**Data records:**
====================

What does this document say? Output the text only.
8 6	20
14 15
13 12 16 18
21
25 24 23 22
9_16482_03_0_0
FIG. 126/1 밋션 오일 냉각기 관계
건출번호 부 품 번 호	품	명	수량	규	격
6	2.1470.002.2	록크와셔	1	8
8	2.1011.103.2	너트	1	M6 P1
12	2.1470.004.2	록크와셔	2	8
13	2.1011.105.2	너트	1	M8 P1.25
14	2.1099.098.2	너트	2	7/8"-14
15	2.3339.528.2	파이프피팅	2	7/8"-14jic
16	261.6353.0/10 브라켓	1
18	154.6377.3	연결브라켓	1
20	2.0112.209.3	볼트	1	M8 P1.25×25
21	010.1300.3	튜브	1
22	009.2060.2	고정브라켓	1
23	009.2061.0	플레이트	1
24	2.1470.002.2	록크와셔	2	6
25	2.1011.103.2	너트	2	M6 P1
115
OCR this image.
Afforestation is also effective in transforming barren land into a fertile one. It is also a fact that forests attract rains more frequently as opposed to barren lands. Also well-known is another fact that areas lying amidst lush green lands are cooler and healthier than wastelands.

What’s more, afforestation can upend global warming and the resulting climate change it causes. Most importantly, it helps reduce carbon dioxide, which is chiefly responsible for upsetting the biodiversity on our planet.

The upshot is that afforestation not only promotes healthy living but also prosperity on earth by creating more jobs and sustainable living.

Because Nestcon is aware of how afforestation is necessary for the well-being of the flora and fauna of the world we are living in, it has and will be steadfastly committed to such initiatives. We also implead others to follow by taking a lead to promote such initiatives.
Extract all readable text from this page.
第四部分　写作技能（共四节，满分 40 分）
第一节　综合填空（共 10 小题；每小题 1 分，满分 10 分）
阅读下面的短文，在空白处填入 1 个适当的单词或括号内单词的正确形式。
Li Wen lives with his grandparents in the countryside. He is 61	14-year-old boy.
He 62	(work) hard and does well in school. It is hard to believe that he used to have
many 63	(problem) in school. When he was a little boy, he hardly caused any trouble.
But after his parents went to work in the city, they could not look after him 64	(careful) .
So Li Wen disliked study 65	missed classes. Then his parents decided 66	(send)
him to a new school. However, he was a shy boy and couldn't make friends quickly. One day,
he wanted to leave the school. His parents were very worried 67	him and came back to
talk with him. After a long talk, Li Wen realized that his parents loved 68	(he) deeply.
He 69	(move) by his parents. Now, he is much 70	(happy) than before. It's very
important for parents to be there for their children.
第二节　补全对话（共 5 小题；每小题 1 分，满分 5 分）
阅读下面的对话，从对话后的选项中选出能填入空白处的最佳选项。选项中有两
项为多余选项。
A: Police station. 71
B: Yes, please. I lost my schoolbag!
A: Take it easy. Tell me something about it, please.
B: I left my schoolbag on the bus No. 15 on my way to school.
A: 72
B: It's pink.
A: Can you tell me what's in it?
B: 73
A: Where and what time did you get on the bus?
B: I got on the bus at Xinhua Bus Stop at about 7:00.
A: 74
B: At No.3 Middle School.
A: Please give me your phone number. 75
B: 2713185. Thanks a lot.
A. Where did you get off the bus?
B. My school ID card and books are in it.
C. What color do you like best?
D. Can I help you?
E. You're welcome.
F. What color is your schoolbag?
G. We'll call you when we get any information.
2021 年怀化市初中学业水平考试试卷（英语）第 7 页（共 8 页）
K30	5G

====================

**TASK:**
Identify each line in the records above that contains the word "록크와셔", and copy it out in full.

**WRITTEN REPLY:**
6	2.1470.002.2	록크와셔	1	8
12	2.1470.004.2	록크와셔	2	8
24	2.1470.002.2	록크와셔	2	6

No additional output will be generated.